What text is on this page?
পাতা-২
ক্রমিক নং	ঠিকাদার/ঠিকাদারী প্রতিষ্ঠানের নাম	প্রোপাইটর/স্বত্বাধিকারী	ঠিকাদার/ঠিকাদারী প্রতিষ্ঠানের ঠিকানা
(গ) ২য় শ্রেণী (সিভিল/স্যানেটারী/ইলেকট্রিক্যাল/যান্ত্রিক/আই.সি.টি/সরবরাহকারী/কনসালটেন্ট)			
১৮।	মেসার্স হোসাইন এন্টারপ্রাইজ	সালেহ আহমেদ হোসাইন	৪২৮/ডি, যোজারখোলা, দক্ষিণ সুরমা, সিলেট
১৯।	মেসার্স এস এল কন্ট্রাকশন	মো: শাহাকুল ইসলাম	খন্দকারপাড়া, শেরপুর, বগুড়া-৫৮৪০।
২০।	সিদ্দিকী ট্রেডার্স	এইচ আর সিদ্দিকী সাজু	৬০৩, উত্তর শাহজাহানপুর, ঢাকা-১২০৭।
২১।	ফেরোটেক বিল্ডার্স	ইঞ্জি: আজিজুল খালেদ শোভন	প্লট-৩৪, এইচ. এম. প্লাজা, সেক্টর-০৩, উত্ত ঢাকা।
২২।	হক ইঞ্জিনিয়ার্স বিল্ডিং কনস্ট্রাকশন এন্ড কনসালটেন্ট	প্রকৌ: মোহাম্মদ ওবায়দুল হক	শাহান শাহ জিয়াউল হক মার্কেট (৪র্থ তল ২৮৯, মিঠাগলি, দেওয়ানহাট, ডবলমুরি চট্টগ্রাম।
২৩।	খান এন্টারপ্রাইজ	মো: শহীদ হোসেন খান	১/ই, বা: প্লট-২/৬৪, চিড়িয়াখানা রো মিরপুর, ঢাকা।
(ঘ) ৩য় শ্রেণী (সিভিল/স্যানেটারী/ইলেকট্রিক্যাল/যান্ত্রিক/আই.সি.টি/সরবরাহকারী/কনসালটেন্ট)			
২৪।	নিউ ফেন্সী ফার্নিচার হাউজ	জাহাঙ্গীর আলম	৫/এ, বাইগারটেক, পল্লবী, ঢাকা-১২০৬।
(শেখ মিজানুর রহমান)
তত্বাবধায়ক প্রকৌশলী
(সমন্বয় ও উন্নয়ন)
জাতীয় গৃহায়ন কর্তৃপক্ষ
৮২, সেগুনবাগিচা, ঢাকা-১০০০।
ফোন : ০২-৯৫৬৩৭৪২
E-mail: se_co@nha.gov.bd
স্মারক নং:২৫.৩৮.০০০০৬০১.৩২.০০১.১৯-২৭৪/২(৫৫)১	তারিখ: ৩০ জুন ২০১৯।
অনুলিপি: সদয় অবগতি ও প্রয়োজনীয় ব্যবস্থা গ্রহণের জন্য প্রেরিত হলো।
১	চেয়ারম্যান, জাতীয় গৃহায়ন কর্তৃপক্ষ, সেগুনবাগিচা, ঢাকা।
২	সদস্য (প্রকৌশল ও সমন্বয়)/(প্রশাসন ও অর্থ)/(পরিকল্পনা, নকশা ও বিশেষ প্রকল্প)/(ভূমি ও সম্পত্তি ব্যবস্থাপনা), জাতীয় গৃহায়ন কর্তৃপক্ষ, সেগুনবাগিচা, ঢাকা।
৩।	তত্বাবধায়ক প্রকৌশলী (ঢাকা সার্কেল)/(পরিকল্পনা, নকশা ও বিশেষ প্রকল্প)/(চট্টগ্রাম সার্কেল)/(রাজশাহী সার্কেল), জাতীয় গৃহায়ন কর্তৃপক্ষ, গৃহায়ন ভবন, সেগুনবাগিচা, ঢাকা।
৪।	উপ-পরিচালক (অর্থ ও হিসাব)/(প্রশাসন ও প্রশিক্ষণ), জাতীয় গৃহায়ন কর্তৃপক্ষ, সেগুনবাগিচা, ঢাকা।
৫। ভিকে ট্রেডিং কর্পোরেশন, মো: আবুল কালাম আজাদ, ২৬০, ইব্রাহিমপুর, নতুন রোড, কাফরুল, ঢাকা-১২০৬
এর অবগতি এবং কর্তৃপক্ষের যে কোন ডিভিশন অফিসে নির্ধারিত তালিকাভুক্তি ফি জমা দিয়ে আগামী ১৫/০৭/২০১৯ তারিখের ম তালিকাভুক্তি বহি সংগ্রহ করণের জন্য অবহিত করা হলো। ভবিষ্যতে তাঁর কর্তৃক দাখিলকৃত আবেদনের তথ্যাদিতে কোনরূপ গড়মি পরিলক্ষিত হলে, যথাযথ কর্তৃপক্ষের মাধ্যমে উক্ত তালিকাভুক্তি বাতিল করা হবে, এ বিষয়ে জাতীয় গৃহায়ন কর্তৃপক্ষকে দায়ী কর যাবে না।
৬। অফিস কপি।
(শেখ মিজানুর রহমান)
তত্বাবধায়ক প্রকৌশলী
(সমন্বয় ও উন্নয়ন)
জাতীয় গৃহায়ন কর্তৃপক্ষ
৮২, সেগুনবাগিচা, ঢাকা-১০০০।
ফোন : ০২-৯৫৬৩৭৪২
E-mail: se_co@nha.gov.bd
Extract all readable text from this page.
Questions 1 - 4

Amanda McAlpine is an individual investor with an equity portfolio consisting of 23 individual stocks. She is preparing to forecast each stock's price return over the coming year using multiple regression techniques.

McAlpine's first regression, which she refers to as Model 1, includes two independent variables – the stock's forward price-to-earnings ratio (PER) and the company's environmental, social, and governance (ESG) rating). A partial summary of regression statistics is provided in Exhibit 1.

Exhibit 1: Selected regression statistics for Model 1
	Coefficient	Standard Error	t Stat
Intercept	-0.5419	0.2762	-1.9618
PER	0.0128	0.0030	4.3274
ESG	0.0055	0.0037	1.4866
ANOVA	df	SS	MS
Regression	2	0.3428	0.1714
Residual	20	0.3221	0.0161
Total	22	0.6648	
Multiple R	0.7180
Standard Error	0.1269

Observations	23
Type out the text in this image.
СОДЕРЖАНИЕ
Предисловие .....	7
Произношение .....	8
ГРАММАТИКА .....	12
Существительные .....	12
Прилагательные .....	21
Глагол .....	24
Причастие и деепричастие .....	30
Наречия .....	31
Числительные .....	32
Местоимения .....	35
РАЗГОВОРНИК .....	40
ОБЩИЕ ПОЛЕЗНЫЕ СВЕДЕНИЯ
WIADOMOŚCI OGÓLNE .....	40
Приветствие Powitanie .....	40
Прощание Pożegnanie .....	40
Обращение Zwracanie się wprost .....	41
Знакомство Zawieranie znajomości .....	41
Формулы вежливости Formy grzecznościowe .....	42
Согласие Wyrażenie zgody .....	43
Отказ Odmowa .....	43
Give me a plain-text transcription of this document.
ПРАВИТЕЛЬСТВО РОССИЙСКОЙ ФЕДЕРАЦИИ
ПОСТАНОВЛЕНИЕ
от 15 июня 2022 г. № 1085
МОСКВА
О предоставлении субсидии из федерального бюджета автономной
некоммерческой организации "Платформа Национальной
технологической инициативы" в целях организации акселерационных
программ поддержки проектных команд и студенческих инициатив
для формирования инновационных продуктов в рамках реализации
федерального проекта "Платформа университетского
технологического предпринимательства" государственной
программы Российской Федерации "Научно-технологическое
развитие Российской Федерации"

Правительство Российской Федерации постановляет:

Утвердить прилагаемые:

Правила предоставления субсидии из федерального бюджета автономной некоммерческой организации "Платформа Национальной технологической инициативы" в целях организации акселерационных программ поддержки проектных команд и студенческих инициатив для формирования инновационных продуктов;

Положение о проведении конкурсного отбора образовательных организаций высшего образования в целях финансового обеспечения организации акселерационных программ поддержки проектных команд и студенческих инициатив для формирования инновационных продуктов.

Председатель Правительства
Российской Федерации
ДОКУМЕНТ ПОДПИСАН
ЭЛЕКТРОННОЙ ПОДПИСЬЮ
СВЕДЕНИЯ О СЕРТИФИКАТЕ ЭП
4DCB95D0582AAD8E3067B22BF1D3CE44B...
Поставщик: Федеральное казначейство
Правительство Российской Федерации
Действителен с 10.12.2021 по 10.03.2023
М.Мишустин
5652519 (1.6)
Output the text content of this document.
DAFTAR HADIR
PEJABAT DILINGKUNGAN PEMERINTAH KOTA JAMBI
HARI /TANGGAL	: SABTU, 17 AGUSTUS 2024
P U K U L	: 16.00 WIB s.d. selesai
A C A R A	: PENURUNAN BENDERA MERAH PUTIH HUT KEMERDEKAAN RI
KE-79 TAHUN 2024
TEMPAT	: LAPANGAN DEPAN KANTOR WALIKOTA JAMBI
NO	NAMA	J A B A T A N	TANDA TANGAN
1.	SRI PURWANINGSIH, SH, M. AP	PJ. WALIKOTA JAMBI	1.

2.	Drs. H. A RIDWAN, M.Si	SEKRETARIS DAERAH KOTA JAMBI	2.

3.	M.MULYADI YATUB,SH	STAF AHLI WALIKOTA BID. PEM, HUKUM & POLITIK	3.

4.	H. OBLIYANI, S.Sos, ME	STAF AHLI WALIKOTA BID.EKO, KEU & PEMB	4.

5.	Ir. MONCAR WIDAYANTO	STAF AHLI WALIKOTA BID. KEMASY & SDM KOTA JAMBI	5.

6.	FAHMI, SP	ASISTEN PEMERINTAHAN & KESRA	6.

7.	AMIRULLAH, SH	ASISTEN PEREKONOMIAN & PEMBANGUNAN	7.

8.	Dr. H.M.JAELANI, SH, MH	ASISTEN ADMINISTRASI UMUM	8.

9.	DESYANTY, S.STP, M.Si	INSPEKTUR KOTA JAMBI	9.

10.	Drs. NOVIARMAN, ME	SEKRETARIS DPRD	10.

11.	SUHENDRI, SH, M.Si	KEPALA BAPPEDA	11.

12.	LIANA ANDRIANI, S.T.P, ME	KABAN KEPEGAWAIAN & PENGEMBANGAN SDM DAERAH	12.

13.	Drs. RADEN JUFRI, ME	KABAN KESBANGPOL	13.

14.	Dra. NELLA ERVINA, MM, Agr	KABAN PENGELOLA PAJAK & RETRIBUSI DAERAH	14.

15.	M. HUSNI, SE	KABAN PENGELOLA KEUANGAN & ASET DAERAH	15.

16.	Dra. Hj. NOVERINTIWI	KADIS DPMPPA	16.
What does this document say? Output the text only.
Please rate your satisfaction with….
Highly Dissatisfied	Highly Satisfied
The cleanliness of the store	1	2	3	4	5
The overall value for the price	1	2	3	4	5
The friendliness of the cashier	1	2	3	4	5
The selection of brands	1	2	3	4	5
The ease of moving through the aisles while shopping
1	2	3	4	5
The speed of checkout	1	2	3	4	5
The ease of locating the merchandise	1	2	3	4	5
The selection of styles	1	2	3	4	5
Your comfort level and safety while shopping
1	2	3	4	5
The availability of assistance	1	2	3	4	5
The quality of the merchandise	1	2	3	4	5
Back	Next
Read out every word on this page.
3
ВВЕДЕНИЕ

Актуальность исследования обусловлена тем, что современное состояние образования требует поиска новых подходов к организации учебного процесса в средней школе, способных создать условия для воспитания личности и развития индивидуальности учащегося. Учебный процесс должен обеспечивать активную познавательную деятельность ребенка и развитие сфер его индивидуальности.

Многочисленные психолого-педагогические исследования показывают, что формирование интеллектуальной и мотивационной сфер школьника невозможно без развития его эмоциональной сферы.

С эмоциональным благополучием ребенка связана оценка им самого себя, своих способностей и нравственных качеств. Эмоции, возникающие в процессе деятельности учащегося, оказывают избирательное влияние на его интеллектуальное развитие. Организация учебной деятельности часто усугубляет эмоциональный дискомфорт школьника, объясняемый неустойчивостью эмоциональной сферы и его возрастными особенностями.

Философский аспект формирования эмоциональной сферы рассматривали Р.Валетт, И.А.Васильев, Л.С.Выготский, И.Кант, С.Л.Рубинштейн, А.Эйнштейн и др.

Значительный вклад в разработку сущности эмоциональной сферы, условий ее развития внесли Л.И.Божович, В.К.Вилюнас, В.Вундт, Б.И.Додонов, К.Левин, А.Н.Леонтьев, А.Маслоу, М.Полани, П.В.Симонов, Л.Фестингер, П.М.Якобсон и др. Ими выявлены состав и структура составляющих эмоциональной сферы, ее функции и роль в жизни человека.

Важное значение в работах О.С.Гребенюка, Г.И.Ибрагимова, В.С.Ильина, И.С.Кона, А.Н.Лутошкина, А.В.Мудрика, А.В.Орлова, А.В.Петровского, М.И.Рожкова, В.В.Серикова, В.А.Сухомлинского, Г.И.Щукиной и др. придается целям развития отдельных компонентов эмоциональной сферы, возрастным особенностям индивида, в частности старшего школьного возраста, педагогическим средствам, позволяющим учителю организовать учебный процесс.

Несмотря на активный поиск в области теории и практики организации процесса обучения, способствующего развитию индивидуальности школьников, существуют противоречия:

◆ **Short exercise**
Say how many lines in this material hold "What", and say nothing else.

◆ **Solution below**
2